Your objective -> From the material below, list every line containing "THIERRY".

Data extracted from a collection
►
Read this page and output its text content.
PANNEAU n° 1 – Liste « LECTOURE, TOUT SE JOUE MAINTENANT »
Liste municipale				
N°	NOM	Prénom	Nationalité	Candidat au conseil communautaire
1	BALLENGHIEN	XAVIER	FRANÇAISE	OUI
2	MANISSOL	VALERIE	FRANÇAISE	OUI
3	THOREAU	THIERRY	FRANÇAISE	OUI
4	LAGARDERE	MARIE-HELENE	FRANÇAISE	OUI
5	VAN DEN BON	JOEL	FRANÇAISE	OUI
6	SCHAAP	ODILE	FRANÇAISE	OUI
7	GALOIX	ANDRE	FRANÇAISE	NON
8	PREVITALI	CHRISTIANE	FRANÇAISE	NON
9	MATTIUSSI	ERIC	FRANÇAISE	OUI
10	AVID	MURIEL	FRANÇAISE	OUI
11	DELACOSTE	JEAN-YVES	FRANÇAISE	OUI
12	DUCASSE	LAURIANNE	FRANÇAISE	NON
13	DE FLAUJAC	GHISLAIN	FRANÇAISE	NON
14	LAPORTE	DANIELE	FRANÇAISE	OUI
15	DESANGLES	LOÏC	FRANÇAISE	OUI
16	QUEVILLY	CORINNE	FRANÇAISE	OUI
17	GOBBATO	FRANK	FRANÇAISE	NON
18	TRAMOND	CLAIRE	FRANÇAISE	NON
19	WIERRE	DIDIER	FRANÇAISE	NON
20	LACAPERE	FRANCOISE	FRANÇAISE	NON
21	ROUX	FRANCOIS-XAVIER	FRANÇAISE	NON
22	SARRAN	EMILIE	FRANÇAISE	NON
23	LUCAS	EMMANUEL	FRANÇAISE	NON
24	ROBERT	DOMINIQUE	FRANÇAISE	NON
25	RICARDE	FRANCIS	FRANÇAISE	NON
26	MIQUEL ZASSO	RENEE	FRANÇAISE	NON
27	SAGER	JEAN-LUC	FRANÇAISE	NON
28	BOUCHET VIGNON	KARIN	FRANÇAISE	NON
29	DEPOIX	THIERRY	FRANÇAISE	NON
◄
Worked solution ->
3	THOREAU	THIERRY	FRANÇAISE	OUI
29	DEPOIX	THIERRY	FRANÇAISE	NON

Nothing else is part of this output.